‘Ravens and Red Lipstick’ Tells the Story of Japanese Photography

Sato Akira – cover image - Takashima Mieko (Cold Sunset), 1960 Pg.64 Courtesy Satō Ema and Michael Hoppen Gallery, London. © Satō Ema
Ravens and Red Lipstick, a new book by a British art curator, offers a rare look at Japanese photography from 1945 onwards. In this 288-page book, Lena Fritsch deconstructs the stereotypes and other interpretative frameworks that Western criticism and research tend to apply to Japanese artistic production.
Taking a chronological approach, she studies the key periods of recent history one by one, from post-war realism to the more introspective and ‘pop’ photography of the last two decades, like the photo of lipstick by Ishiuchi Miyako, entitled Mother’s #38, from 2002, which inspired the title of the book, and also the work of Mika Ninagawa.

□ □ □ □ □

= Aim 1 =
Copy the records word for word, starting at their first line and stopping after the line that contains "Point: [598, 727, 620, 741]".

= Data in this exercise =
□ □ □ □ □

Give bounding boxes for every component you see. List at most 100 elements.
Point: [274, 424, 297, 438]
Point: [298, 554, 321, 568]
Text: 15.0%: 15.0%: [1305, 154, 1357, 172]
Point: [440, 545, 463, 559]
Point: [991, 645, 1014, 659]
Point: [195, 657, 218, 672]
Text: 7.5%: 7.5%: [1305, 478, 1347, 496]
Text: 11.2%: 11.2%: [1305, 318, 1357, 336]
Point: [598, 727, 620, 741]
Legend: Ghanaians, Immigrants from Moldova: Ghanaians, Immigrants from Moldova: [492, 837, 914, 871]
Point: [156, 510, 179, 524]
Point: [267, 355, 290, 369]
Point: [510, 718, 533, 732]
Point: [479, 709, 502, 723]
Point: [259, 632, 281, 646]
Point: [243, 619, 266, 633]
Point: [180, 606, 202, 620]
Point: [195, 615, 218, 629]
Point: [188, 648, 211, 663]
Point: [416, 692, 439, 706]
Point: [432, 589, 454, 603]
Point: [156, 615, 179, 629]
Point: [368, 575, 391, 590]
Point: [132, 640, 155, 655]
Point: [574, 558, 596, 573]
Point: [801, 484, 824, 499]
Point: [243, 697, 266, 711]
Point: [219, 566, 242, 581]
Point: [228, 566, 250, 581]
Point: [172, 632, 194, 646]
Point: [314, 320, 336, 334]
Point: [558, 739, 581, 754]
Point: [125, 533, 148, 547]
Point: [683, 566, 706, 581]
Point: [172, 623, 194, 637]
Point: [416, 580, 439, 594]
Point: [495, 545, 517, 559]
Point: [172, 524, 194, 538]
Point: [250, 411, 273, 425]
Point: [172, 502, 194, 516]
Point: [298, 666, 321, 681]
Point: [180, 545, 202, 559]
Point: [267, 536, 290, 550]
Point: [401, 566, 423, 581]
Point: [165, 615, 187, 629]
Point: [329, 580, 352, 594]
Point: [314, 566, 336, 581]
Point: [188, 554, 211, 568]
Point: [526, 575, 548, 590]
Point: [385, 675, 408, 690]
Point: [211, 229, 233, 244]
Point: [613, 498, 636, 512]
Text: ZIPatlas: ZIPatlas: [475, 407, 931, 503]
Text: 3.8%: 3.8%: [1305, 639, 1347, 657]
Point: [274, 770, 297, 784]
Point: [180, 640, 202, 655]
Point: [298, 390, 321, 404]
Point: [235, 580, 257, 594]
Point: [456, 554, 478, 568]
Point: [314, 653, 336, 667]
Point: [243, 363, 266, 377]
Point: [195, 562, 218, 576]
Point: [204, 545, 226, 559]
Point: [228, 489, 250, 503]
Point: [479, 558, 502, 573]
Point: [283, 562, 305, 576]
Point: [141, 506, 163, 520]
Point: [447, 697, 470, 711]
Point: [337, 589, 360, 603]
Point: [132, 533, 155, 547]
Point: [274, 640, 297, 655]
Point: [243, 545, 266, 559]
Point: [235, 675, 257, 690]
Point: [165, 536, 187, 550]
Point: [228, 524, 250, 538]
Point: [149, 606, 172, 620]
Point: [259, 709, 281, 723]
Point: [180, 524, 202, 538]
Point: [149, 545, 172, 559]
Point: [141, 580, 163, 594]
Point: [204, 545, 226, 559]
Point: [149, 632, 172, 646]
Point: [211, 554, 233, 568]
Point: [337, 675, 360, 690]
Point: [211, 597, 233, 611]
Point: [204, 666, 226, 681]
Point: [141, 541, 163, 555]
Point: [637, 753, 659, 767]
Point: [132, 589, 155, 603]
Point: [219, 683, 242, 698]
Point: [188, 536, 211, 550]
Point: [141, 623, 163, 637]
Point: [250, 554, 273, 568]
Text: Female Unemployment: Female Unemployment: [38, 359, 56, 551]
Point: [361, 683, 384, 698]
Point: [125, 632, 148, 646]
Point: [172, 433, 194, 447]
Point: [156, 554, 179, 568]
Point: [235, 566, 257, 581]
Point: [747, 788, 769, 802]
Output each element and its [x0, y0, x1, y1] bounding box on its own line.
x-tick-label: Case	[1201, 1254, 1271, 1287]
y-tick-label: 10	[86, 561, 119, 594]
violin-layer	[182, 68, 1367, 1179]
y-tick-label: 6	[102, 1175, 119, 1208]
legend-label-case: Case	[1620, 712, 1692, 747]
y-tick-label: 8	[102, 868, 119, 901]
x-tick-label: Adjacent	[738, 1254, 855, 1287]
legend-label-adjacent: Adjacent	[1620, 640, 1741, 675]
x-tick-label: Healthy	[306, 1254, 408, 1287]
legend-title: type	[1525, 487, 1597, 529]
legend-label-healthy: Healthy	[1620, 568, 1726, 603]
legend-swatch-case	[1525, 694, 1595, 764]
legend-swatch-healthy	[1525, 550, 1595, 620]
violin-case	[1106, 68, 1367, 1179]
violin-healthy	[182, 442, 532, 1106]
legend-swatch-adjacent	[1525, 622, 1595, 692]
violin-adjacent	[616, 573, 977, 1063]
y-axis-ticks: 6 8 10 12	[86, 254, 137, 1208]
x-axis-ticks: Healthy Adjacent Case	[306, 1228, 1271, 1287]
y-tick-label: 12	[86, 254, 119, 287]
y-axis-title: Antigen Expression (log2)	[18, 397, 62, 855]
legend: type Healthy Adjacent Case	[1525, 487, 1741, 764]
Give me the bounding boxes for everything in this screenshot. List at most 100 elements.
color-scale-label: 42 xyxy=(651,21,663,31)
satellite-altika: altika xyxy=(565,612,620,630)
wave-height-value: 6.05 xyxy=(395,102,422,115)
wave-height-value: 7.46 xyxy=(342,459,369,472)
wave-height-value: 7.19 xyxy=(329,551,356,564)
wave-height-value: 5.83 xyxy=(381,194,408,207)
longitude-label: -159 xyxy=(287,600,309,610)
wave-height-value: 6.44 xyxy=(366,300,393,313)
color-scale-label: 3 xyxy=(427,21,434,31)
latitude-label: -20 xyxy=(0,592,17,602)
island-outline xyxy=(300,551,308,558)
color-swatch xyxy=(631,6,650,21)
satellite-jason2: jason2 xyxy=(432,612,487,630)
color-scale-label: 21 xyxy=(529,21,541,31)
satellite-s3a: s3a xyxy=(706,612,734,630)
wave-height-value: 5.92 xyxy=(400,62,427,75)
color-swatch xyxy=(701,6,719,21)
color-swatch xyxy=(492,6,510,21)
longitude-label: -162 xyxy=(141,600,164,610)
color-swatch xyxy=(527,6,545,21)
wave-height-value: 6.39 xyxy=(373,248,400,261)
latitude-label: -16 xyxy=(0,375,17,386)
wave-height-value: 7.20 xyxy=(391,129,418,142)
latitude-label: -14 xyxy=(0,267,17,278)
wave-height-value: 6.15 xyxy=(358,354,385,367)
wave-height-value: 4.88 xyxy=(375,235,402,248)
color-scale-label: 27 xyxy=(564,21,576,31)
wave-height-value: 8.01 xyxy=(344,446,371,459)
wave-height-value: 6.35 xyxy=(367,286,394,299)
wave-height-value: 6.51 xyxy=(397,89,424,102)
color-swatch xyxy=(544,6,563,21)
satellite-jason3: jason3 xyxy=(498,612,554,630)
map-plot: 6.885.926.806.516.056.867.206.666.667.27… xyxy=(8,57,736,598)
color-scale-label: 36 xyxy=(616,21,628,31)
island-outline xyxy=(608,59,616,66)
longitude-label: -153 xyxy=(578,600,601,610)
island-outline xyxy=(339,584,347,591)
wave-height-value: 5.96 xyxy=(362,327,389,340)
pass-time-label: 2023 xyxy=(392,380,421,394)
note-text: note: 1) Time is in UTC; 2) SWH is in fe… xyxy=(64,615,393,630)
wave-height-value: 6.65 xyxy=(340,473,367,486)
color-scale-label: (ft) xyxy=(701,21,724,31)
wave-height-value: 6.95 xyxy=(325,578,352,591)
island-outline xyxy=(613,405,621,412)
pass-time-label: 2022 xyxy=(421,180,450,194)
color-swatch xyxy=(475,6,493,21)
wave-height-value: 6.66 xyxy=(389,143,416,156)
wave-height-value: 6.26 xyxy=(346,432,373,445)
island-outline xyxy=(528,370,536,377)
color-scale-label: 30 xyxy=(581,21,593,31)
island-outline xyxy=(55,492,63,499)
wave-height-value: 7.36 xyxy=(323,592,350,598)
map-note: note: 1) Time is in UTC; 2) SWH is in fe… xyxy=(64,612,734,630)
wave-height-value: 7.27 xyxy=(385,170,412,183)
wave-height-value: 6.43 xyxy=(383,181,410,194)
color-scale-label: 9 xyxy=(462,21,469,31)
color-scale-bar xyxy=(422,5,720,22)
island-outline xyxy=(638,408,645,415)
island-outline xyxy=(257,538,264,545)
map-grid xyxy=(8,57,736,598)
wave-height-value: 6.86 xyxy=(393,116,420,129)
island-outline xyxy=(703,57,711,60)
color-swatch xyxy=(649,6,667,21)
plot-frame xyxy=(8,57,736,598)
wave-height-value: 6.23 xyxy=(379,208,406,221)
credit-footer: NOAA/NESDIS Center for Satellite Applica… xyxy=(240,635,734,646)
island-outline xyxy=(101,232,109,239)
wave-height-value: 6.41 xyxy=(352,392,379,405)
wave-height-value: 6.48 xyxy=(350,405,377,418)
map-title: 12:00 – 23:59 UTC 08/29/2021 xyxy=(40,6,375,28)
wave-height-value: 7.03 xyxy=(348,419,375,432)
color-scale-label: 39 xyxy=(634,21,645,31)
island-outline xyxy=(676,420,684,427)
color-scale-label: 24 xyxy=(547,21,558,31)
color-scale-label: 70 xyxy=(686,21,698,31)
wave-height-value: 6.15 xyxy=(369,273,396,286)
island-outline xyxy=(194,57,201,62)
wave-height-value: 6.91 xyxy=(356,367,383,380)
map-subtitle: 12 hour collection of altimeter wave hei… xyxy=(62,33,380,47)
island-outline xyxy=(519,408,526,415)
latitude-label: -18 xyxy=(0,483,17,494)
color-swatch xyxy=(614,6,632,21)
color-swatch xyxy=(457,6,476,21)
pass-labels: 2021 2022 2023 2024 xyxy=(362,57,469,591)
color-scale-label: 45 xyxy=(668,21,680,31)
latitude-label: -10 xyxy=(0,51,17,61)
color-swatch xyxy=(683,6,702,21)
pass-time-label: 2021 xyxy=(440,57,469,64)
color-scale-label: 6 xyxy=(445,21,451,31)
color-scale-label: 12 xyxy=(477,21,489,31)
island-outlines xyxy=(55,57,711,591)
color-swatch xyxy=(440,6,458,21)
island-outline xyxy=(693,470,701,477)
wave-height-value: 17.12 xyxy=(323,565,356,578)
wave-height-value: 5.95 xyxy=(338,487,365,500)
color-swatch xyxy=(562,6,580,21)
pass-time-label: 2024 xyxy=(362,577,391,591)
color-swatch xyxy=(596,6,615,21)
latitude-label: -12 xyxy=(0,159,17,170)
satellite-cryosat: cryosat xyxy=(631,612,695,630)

□ □ □ □ □

= Aim 2 =
Answer these questions from the article on Japanese photography:
(a) How many pages does the book have?
(b) From what year onward does the book examine Japanese photography?
(c) Whose photograph of lipstick inspired the book's title?

= Task result 1 =
Give bounding boxes for every component you see. List at most 100 elements.
Point: [274, 424, 297, 438]
Point: [298, 554, 321, 568]
Text: 15.0%: 15.0%: [1305, 154, 1357, 172]
Point: [440, 545, 463, 559]
Point: [991, 645, 1014, 659]
Point: [195, 657, 218, 672]
Text: 7.5%: 7.5%: [1305, 478, 1347, 496]
Text: 11.2%: 11.2%: [1305, 318, 1357, 336]
Point: [598, 727, 620, 741]

= Task result 2 =
(a) 288 pages
(b) 1945
(c) Ishiuchi Miyako's